The records that follow are to be repeated without alteration.

◆ RECORDS FOR THIS EXERCISE ◆
╔══

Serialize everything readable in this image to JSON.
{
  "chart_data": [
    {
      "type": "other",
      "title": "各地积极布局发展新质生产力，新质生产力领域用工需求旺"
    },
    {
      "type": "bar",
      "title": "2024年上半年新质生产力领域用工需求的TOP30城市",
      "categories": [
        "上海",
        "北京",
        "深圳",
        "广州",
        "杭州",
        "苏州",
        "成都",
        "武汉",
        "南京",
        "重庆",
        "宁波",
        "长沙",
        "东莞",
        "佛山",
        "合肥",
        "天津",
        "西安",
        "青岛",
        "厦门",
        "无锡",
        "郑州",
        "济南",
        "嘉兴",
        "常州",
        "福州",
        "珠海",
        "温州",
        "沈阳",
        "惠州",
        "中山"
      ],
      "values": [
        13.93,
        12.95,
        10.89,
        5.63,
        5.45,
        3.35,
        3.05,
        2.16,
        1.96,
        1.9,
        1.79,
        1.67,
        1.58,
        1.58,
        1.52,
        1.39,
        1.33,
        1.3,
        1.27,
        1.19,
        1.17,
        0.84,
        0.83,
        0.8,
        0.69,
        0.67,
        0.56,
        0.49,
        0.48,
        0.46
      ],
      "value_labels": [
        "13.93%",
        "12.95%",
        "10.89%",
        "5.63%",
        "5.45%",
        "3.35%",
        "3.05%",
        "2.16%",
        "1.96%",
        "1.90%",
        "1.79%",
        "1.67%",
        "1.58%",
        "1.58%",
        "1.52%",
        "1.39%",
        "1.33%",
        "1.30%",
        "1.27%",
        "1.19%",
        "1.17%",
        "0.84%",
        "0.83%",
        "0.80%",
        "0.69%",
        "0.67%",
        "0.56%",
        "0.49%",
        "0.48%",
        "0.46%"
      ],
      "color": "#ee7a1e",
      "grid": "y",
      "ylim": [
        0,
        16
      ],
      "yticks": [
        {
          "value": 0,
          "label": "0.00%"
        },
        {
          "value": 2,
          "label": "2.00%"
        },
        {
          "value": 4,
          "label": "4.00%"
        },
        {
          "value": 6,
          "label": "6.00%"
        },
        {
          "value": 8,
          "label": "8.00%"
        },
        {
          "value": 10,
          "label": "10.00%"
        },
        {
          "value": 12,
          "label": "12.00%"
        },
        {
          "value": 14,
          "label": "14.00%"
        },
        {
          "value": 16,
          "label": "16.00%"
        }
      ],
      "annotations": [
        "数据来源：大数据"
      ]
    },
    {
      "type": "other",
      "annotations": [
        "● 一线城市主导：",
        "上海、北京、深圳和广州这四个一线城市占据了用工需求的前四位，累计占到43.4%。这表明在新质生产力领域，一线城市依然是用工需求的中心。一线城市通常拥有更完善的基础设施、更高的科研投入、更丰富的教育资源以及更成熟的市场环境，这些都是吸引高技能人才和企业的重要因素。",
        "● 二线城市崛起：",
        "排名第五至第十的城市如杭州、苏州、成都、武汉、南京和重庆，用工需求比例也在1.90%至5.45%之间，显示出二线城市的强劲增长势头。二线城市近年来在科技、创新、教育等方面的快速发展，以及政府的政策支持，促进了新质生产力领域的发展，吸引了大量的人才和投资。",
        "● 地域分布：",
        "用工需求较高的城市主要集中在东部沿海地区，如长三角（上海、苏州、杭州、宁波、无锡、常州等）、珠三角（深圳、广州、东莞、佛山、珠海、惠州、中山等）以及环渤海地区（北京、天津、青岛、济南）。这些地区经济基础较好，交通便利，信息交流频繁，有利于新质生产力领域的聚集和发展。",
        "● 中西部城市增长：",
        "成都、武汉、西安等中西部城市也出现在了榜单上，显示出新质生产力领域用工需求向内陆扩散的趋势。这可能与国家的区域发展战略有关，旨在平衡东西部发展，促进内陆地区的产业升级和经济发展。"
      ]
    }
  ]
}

╚══

◆ TASK ANSWER ◆
Serialize everything readable in this image to JSON.
{
  "chart_data": [
    {
      "type": "other",
      "title": "各地积极布局发展新质生产力，新质生产力领域用工需求旺"
    },
    {
      "type": "bar",
      "title": "2024年上半年新质生产力领域用工需求的TOP30城市",
      "categories": [
        "上海",
        "北京",
        "深圳",
        "广州",
        "杭州",
        "苏州",
        "成都",
        "武汉",
        "南京",
        "重庆",
        "宁波",
        "长沙",
        "东莞",
        "佛山",
        "合肥",
        "天津",
        "西安",
        "青岛",
        "厦门",
        "无锡",
        "郑州",
        "济南",
        "嘉兴",
        "常州",
        "福州",
        "珠海",
        "温州",
        "沈阳",
        "惠州",
        "中山"
      ],
      "values": [
        13.93,
        12.95,
        10.89,
        5.63,
        5.45,
        3.35,
        3.05,
        2.16,
        1.96,
        1.9,
        1.79,
        1.67,
        1.58,
        1.58,
        1.52,
        1.39,
        1.33,
        1.3,
        1.27,
        1.19,
        1.17,
        0.84,
        0.83,
        0.8,
        0.69,
        0.67,
        0.56,
        0.49,
        0.48,
        0.46
      ],
      "value_labels": [
        "13.93%",
        "12.95%",
        "10.89%",
        "5.63%",
        "5.45%",
        "3.35%",
        "3.05%",
        "2.16%",
        "1.96%",
        "1.90%",
        "1.79%",
        "1.67%",
        "1.58%",
        "1.58%",
        "1.52%",
        "1.39%",
        "1.33%",
        "1.30%",
        "1.27%",
        "1.19%",
        "1.17%",
        "0.84%",
        "0.83%",
        "0.80%",
        "0.69%",
        "0.67%",
        "0.56%",
        "0.49%",
        "0.48%",
        "0.46%"
      ],
      "color": "#ee7a1e",
      "grid": "y",
      "ylim": [
        0,
        16
      ],
      "yticks": [
        {
          "value": 0,
          "label": "0.00%"
        },
        {
          "value": 2,
          "label": "2.00%"
        },
        {
          "value": 4,
          "label": "4.00%"
        },
        {
          "value": 6,
          "label": "6.00%"
        },
        {
          "value": 8,
          "label": "8.00%"
        },
        {
          "value": 10,
          "label": "10.00%"
        },
        {
          "value": 12,
          "label": "12.00%"
        },
        {
          "value": 14,
          "label": "14.00%"
        },
        {
          "value": 16,
          "label": "16.00%"
        }
      ],
      "annotations": [
        "数据来源：大数据"
      ]
    },
    {
      "type": "other",
      "annotations": [
        "● 一线城市主导：",
        "上海、北京、深圳和广州这四个一线城市占据了用工需求的前四位，累计占到43.4%。这表明在新质生产力领域，一线城市依然是用工需求的中心。一线城市通常拥有更完善的基础设施、更高的科研投入、更丰富的教育资源以及更成熟的市场环境，这些都是吸引高技能人才和企业的重要因素。",
        "● 二线城市崛起：",
        "排名第五至第十的城市如杭州、苏州、成都、武汉、南京和重庆，用工需求比例也在1.90%至5.45%之间，显示出二线城市的强劲增长势头。二线城市近年来在科技、创新、教育等方面的快速发展，以及政府的政策支持，促进了新质生产力领域的发展，吸引了大量的人才和投资。",
        "● 地域分布：",
        "用工需求较高的城市主要集中在东部沿海地区，如长三角（上海、苏州、杭州、宁波、无锡、常州等）、珠三角（深圳、广州、东莞、佛山、珠海、惠州、中山等）以及环渤海地区（北京、天津、青岛、济南）。这些地区经济基础较好，交通便利，信息交流频繁，有利于新质生产力领域的聚集和发展。",
        "● 中西部城市增长：",
        "成都、武汉、西安等中西部城市也出现在了榜单上，显示出新质生产力领域用工需求向内陆扩散的趋势。这可能与国家的区域发展战略有关，旨在平衡东西部发展，促进内陆地区的产业升级和经济发展。"
      ]
    }
  ]
}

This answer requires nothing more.